## Records from a collection
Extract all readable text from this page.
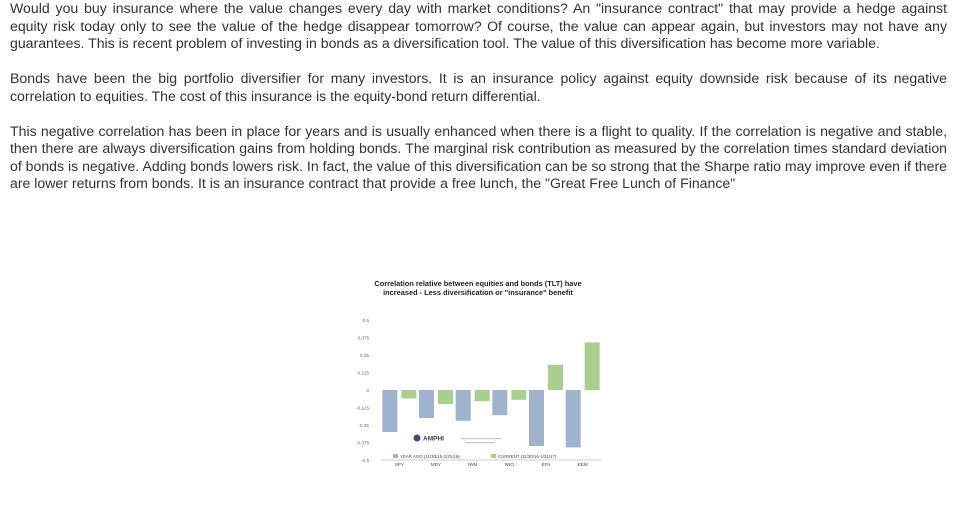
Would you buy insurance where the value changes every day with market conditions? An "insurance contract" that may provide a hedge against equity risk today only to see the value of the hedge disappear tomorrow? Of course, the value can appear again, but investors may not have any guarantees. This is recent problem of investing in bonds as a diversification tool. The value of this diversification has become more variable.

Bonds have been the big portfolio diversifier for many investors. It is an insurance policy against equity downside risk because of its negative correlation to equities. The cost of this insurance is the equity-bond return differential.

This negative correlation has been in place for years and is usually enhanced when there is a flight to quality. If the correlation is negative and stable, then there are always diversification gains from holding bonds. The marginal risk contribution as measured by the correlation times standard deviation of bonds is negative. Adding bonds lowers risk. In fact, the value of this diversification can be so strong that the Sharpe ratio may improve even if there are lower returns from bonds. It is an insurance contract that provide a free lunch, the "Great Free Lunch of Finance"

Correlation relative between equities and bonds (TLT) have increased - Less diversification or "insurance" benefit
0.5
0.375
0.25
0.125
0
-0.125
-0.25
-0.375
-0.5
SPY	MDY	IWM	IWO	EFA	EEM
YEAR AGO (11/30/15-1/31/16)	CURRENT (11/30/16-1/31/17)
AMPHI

## Goal of the exercise
Your copy of the data above should match it exactly, except that pictures are left out.

## Expected output
Extract all readable text from this page.
Would you buy insurance where the value changes every day with market conditions? An "insurance contract" that may provide a hedge against equity risk today only to see the value of the hedge disappear tomorrow? Of course, the value can appear again, but investors may not have any guarantees. This is recent problem of investing in bonds as a diversification tool. The value of this diversification has become more variable.

Bonds have been the big portfolio diversifier for many investors. It is an insurance policy against equity downside risk because of its negative correlation to equities. The cost of this insurance is the equity-bond return differential.

This negative correlation has been in place for years and is usually enhanced when there is a flight to quality. If the correlation is negative and stable, then there are always diversification gains from holding bonds. The marginal risk contribution as measured by the correlation times standard deviation of bonds is negative. Adding bonds lowers risk. In fact, the value of this diversification can be so strong that the Sharpe ratio may improve even if there are lower returns from bonds. It is an insurance contract that provide a free lunch, the "Great Free Lunch of Finance"

Correlation relative between equities and bonds (TLT) have increased - Less diversification or "insurance" benefit
0.5
0.375
0.25
0.125
0
-0.125
-0.25
-0.375
-0.5
SPY	MDY	IWM	IWO	EFA	EEM
YEAR AGO (11/30/15-1/31/16)	CURRENT (11/30/16-1/31/17)
AMPHI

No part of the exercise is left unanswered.